* **Saved entries**
»»

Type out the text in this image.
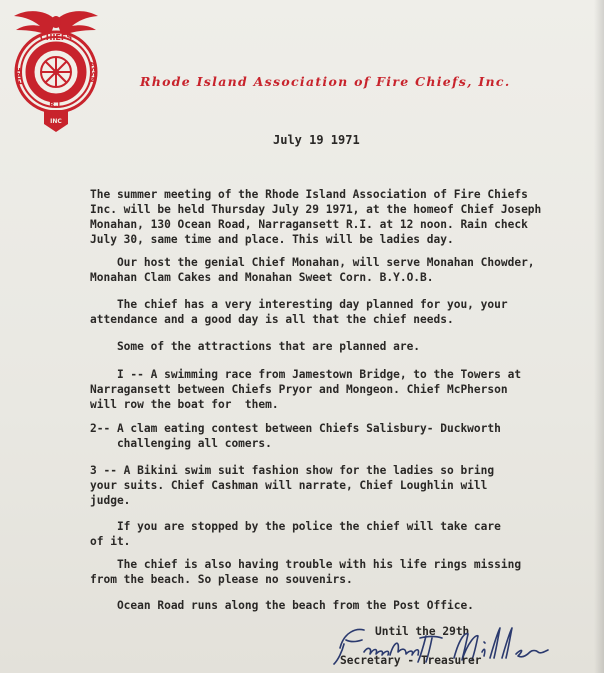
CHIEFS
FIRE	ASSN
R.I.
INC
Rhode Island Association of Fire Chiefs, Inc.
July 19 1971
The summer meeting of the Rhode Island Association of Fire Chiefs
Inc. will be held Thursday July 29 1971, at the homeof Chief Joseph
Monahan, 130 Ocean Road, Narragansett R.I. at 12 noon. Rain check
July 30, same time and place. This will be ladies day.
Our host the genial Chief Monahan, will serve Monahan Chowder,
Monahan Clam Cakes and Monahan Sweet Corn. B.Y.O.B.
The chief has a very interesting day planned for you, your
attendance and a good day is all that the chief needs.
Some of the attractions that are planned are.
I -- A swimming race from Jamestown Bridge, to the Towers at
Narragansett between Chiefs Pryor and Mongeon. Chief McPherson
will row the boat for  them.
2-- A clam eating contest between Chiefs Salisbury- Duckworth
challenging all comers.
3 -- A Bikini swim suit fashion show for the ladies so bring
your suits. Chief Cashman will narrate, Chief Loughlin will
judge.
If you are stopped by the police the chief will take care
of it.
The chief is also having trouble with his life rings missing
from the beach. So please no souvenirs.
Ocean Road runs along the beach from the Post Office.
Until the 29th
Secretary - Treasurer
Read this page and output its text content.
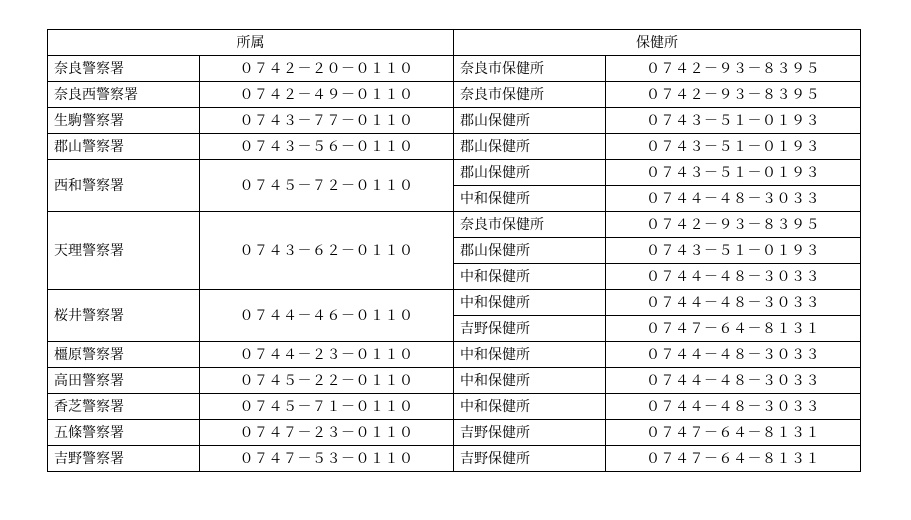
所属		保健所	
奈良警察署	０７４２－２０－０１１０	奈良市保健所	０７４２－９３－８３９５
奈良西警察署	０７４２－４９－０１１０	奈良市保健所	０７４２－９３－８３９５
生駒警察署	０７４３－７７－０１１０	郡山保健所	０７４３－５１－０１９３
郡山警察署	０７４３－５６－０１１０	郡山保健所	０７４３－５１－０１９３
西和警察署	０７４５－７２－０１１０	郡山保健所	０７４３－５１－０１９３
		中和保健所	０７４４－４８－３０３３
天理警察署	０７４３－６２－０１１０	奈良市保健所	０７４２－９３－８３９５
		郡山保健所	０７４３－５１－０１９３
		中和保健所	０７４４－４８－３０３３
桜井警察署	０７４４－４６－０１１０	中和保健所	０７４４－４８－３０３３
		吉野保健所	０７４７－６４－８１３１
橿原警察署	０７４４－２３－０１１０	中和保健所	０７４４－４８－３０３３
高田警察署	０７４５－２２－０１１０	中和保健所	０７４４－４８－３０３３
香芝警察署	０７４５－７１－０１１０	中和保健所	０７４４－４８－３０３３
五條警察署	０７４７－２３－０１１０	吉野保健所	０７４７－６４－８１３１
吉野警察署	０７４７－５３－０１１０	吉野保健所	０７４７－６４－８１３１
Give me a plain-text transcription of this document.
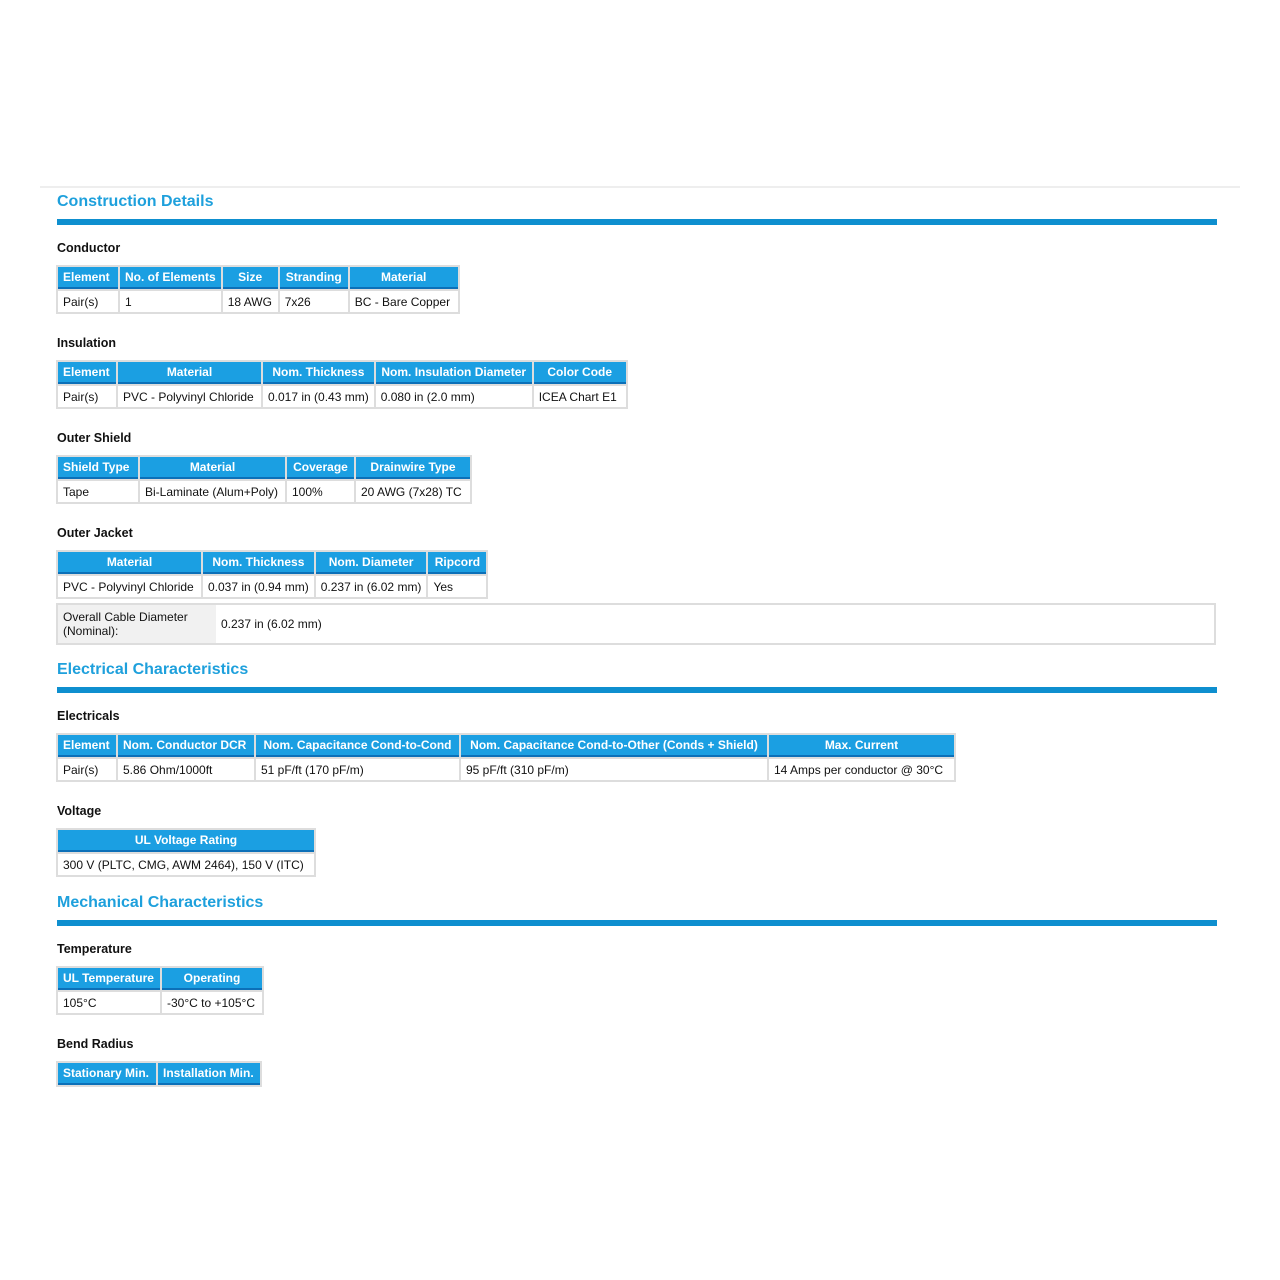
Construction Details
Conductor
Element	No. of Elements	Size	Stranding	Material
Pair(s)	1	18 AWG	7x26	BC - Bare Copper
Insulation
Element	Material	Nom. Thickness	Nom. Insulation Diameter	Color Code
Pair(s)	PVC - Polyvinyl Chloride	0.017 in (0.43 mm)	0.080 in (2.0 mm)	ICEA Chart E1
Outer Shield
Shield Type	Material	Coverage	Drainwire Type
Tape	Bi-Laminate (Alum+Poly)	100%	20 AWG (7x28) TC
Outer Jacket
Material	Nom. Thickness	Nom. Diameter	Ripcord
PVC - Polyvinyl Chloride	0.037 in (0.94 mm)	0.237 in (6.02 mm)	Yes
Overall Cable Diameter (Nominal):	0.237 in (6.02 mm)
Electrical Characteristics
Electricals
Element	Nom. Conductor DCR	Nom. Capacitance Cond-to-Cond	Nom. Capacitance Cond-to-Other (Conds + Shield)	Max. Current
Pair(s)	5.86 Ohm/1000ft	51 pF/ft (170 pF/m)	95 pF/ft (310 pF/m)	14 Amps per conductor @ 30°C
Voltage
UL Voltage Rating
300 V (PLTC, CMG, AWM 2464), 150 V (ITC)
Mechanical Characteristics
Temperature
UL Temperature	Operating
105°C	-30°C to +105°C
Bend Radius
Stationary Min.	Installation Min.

««
»»

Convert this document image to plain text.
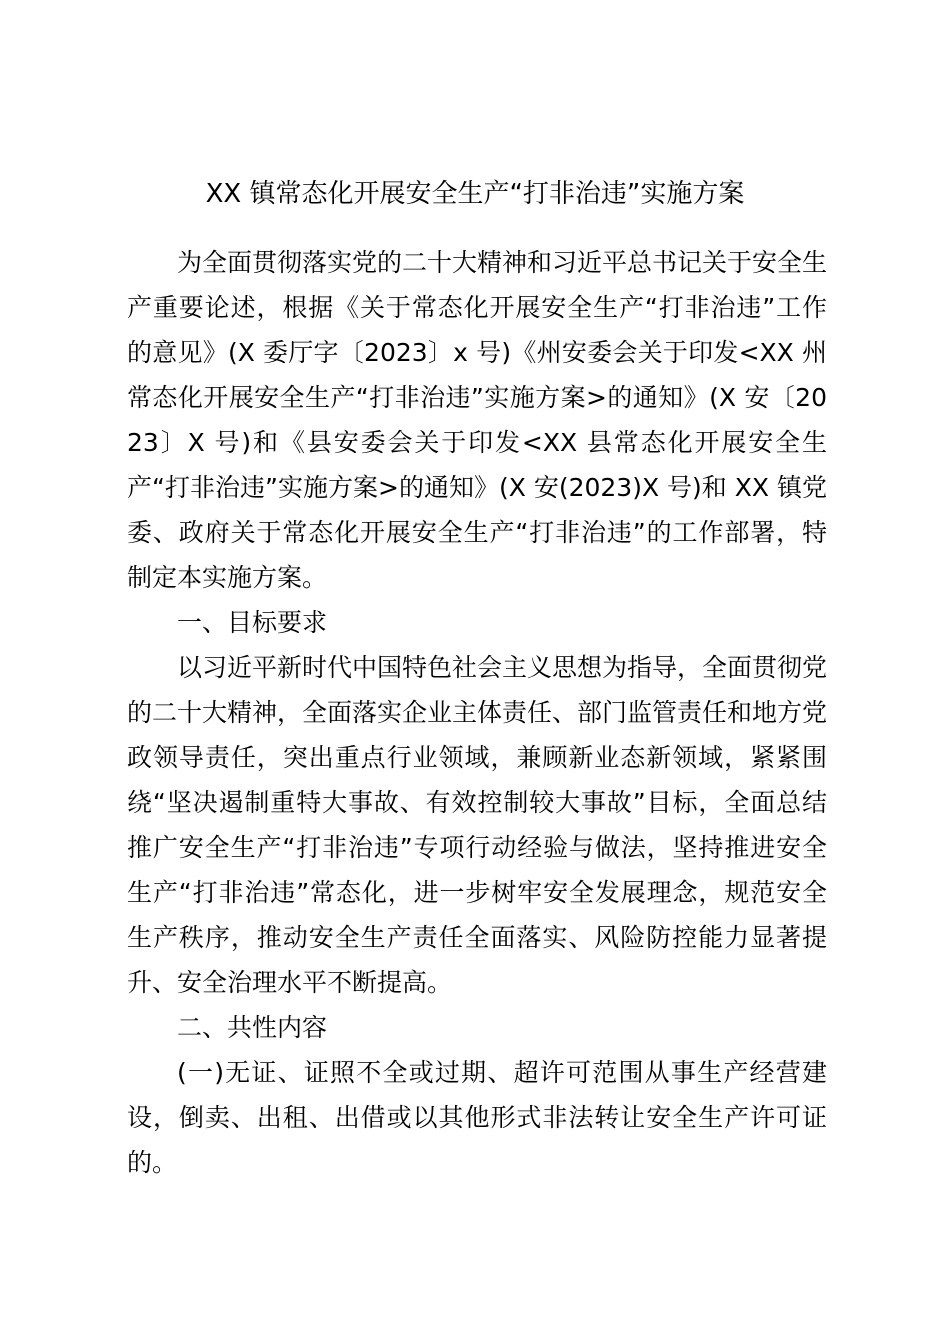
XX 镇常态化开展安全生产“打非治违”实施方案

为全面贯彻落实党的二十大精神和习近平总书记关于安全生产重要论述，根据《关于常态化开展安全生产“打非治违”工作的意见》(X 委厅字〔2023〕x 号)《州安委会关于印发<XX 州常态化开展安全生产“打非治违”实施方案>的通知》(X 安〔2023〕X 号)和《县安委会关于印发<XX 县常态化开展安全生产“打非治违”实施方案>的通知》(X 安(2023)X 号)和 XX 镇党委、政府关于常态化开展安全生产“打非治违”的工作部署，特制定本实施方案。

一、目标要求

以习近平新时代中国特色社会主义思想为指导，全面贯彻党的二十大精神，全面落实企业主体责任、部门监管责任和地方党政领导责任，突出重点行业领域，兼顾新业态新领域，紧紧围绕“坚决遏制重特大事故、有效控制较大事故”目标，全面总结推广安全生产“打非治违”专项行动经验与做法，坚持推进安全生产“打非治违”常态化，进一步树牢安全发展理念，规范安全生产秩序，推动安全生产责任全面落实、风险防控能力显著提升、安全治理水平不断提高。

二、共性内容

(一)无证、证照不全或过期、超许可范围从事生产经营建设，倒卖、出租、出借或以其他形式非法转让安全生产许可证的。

««

Work out how many lines of the listing above include "Material". Answer with the number and nothing more.

* **OUTPUT**
4